## Start

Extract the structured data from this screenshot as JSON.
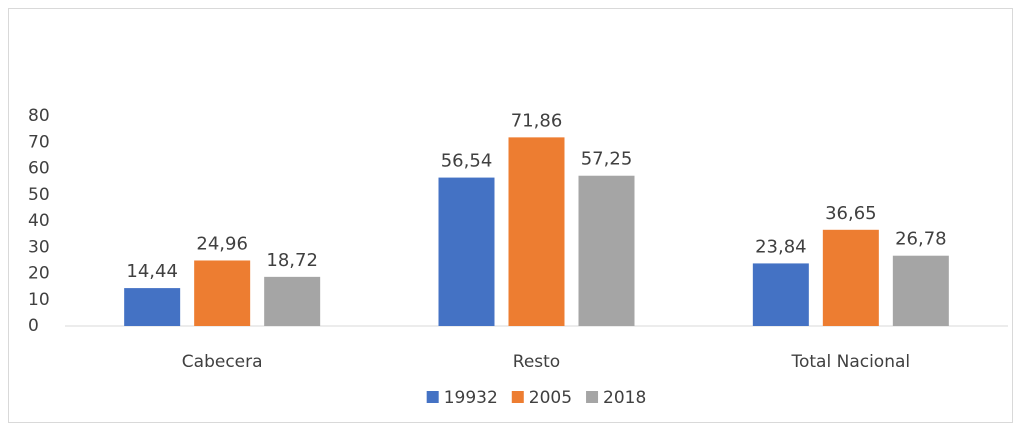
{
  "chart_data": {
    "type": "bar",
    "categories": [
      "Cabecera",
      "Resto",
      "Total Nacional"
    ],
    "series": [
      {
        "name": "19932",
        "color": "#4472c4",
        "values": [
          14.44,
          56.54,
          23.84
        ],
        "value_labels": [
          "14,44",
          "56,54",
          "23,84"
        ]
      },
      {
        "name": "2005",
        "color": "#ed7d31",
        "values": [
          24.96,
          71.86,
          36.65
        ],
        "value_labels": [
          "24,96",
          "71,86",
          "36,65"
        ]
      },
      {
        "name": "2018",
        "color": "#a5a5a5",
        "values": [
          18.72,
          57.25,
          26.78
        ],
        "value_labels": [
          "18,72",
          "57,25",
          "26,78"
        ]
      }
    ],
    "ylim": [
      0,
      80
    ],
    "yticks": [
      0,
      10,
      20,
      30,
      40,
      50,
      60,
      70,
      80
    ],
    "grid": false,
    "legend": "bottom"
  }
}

## End

#### PROBLEM DESCRIPTION
Write out the records above once more, word for word, with no pictures.

#### ANSWER TO THIS TASK
Extract the structured data from this screenshot as JSON.
{
  "chart_data": {
    "type": "bar",
    "categories": [
      "Cabecera",
      "Resto",
      "Total Nacional"
    ],
    "series": [
      {
        "name": "19932",
        "color": "#4472c4",
        "values": [
          14.44,
          56.54,
          23.84
        ],
        "value_labels": [
          "14,44",
          "56,54",
          "23,84"
        ]
      },
      {
        "name": "2005",
        "color": "#ed7d31",
        "values": [
          24.96,
          71.86,
          36.65
        ],
        "value_labels": [
          "24,96",
          "71,86",
          "36,65"
        ]
      },
      {
        "name": "2018",
        "color": "#a5a5a5",
        "values": [
          18.72,
          57.25,
          26.78
        ],
        "value_labels": [
          "18,72",
          "57,25",
          "26,78"
        ]
      }
    ],
    "ylim": [
      0,
      80
    ],
    "yticks": [
      0,
      10,
      20,
      30,
      40,
      50,
      60,
      70,
      80
    ],
    "grid": false,
    "legend": "bottom"
  }
}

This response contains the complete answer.